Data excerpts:
###

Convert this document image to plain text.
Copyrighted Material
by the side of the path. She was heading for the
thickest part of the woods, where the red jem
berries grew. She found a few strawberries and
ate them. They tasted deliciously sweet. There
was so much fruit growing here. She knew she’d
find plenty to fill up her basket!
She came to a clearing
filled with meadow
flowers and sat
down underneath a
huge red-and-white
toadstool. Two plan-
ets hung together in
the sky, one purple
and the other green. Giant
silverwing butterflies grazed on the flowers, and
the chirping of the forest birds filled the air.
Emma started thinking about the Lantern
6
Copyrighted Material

###

* [EXERCISE DETAILS]:
Lines holding the word "flowers" in the entries above are the ones to pull out. Copy them all.

* [IN RESPONSE]:
flowers and sat
silverwing butterflies grazed on the flowers, and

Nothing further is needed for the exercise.